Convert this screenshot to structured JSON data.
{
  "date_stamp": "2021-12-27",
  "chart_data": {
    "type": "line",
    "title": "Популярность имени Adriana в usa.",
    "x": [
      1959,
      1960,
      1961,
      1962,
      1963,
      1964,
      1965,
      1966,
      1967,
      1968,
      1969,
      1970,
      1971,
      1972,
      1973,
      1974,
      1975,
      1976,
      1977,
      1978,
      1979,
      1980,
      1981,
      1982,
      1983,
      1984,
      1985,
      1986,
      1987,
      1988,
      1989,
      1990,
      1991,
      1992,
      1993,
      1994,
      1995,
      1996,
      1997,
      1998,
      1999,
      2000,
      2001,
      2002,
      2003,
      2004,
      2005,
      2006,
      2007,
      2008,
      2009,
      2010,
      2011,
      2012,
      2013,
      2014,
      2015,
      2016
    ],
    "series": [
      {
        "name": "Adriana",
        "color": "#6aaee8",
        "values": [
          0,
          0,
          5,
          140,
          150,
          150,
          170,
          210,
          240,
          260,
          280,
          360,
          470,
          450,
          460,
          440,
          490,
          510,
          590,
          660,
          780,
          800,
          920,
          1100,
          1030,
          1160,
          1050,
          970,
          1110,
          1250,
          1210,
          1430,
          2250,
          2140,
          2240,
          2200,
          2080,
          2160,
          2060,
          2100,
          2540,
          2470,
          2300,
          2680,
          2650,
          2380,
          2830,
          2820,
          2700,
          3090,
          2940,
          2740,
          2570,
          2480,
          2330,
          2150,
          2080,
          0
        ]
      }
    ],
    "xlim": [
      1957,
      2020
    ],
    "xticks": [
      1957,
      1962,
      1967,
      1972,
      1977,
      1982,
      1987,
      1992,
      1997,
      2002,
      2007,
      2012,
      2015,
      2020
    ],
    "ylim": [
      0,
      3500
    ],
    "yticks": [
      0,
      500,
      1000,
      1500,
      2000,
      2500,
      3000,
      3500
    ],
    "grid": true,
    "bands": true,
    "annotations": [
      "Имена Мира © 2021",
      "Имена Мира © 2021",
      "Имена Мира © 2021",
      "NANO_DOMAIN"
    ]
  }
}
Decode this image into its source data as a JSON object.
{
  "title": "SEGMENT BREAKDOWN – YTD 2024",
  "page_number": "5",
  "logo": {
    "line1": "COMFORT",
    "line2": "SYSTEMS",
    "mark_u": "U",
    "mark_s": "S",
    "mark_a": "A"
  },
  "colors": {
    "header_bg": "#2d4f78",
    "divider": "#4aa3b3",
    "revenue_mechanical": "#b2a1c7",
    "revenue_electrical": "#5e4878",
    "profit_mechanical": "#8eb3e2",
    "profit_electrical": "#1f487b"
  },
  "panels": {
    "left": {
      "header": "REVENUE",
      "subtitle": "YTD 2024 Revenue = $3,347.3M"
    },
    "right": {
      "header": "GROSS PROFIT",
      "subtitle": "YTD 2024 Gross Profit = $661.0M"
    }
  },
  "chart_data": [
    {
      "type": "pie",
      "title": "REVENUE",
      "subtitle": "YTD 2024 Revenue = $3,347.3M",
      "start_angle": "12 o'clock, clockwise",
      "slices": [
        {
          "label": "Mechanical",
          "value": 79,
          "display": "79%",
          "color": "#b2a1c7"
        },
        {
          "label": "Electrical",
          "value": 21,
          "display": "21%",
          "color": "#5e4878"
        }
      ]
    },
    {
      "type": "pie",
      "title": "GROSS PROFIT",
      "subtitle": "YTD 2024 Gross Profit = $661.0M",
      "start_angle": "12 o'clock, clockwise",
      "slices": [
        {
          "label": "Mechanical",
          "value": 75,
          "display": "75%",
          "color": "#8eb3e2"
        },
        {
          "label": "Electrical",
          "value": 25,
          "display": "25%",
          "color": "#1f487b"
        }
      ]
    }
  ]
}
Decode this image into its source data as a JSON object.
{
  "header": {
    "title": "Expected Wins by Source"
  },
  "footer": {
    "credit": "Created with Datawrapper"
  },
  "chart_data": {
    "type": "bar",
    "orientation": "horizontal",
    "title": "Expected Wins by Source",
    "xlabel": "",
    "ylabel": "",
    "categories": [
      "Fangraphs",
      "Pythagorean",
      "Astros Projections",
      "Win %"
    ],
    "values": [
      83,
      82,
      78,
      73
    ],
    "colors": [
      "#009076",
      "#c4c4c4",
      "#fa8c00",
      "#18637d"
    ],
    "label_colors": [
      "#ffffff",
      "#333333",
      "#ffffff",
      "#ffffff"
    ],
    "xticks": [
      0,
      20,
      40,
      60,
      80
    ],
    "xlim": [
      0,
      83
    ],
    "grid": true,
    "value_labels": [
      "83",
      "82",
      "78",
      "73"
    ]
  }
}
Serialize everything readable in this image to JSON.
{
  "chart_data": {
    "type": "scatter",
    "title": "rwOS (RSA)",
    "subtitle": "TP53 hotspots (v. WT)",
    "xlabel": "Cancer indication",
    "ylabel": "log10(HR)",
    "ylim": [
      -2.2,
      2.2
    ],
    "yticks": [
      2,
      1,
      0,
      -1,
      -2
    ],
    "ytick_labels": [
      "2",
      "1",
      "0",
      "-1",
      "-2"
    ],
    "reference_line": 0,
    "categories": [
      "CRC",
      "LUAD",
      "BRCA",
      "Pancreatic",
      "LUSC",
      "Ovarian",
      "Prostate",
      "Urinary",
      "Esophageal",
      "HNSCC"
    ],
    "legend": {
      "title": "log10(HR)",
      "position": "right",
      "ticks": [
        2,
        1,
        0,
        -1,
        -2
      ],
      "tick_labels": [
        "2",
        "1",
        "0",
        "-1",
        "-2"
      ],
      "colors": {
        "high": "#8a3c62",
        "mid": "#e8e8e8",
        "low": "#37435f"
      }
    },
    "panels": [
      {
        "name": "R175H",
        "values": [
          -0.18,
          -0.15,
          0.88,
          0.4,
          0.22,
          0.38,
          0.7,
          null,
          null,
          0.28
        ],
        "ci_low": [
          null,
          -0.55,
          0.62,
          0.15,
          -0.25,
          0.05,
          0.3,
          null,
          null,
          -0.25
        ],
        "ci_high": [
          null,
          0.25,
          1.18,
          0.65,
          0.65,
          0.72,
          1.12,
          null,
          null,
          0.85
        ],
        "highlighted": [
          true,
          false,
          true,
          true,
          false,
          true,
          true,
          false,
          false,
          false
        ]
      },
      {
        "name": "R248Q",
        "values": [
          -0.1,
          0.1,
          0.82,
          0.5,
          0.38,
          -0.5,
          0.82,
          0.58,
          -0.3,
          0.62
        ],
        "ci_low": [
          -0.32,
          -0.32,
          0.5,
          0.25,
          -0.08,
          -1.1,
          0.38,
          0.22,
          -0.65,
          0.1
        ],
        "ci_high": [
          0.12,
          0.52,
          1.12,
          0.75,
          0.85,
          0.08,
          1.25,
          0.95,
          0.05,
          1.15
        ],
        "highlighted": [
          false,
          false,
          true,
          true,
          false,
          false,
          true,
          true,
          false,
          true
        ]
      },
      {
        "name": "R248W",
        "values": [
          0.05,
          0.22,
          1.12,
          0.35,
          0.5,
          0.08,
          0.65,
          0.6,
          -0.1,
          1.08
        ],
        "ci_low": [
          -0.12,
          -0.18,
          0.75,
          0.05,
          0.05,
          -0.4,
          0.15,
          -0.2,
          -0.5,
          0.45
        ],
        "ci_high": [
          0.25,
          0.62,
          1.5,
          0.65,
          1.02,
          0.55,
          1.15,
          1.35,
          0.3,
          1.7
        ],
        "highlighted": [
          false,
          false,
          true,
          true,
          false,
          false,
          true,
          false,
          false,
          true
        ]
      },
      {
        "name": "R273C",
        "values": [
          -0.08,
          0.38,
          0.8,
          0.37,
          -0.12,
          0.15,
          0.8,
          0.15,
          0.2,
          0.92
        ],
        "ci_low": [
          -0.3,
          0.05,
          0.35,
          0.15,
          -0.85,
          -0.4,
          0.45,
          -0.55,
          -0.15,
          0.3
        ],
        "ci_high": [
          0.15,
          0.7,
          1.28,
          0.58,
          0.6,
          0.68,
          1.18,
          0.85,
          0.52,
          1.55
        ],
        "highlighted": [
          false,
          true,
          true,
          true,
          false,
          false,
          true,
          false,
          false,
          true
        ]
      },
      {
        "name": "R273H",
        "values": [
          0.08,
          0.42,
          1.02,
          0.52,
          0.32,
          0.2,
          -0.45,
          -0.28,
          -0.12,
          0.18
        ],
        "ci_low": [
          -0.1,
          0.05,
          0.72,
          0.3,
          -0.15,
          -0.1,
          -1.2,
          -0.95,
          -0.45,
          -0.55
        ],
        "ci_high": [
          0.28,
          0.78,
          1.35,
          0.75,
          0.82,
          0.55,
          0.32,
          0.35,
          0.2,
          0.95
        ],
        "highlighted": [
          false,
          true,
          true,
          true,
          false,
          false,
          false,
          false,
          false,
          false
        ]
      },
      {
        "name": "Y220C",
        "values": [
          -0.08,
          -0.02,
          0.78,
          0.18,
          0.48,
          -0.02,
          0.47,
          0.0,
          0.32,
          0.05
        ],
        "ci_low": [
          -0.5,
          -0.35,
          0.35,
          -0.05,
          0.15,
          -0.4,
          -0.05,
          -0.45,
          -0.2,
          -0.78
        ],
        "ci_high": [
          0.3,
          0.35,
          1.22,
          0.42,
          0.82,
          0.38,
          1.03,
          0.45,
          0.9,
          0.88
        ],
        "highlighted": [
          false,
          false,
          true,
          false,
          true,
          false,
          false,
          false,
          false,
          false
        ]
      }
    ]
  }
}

> **WRITTEN TASK**: Each line of the material above either contains the word "subtitle" or does not; state how many do, and nothing else.

> **COMPLETE RESPONSE**: 5